▶ _SHORT EXERCISE_
Copy the records that follow exactly as written, but not their pictures.

(Dataset items)
• • • • •
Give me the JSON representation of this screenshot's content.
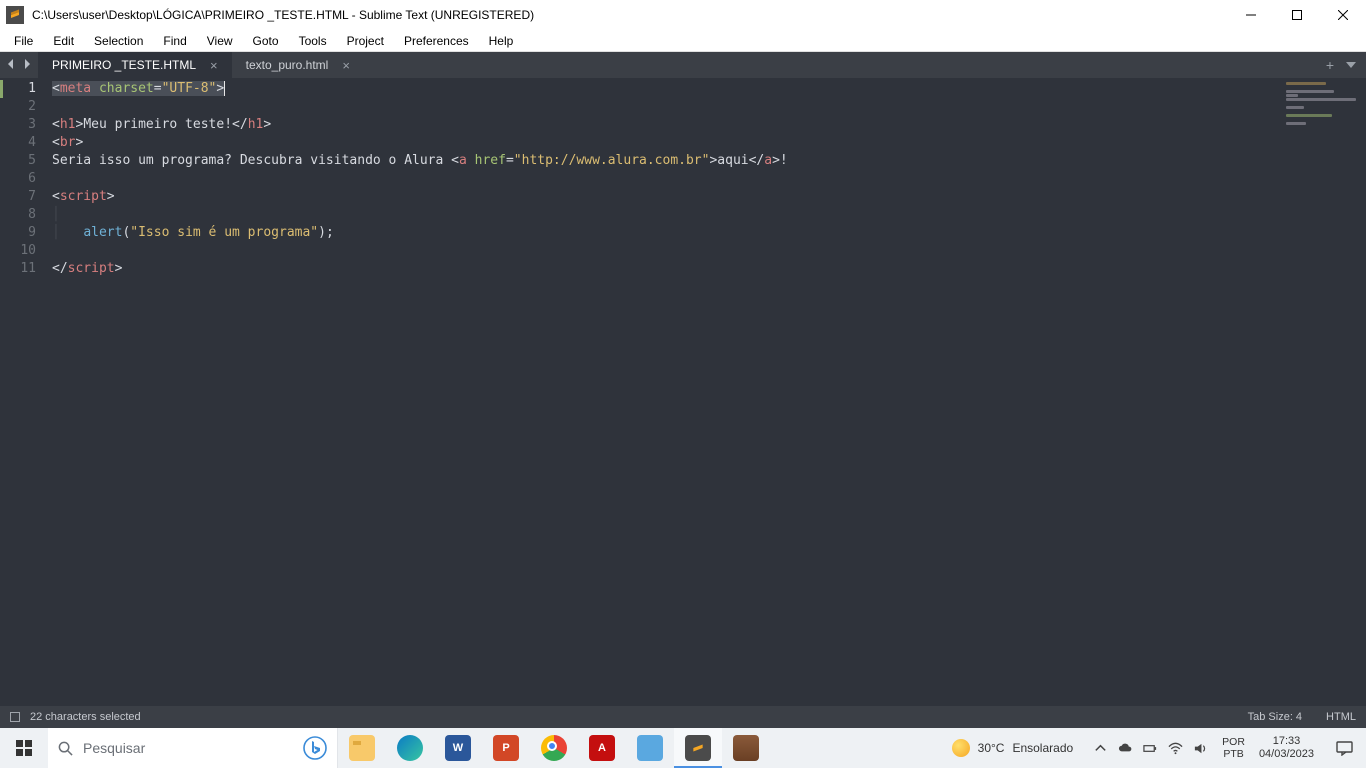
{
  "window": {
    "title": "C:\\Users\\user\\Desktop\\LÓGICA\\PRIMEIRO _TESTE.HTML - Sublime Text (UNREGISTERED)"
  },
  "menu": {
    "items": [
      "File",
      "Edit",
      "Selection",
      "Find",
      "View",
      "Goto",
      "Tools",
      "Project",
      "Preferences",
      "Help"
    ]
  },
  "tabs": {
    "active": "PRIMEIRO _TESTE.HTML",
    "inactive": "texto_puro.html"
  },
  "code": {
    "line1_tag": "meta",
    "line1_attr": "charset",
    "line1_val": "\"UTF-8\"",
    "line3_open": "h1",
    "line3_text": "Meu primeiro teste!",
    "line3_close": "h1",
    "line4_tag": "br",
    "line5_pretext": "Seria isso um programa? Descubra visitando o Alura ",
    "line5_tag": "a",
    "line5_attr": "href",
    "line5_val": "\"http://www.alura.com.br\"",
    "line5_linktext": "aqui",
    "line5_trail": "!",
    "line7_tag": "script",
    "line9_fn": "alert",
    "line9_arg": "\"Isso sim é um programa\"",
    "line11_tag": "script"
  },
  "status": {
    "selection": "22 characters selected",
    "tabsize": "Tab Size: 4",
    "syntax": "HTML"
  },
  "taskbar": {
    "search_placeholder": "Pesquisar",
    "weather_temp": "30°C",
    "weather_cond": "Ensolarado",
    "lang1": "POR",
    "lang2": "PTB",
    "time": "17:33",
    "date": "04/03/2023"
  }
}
• • • • •
▶ _FULL ANSWER_
Give me the JSON representation of this screenshot's content.
{
  "window": {
    "title": "C:\\Users\\user\\Desktop\\LÓGICA\\PRIMEIRO _TESTE.HTML - Sublime Text (UNREGISTERED)"
  },
  "menu": {
    "items": [
      "File",
      "Edit",
      "Selection",
      "Find",
      "View",
      "Goto",
      "Tools",
      "Project",
      "Preferences",
      "Help"
    ]
  },
  "tabs": {
    "active": "PRIMEIRO _TESTE.HTML",
    "inactive": "texto_puro.html"
  },
  "code": {
    "line1_tag": "meta",
    "line1_attr": "charset",
    "line1_val": "\"UTF-8\"",
    "line3_open": "h1",
    "line3_text": "Meu primeiro teste!",
    "line3_close": "h1",
    "line4_tag": "br",
    "line5_pretext": "Seria isso um programa? Descubra visitando o Alura ",
    "line5_tag": "a",
    "line5_attr": "href",
    "line5_val": "\"http://www.alura.com.br\"",
    "line5_linktext": "aqui",
    "line5_trail": "!",
    "line7_tag": "script",
    "line9_fn": "alert",
    "line9_arg": "\"Isso sim é um programa\"",
    "line11_tag": "script"
  },
  "status": {
    "selection": "22 characters selected",
    "tabsize": "Tab Size: 4",
    "syntax": "HTML"
  },
  "taskbar": {
    "search_placeholder": "Pesquisar",
    "weather_temp": "30°C",
    "weather_cond": "Ensolarado",
    "lang1": "POR",
    "lang2": "PTB",
    "time": "17:33",
    "date": "04/03/2023"
  }
}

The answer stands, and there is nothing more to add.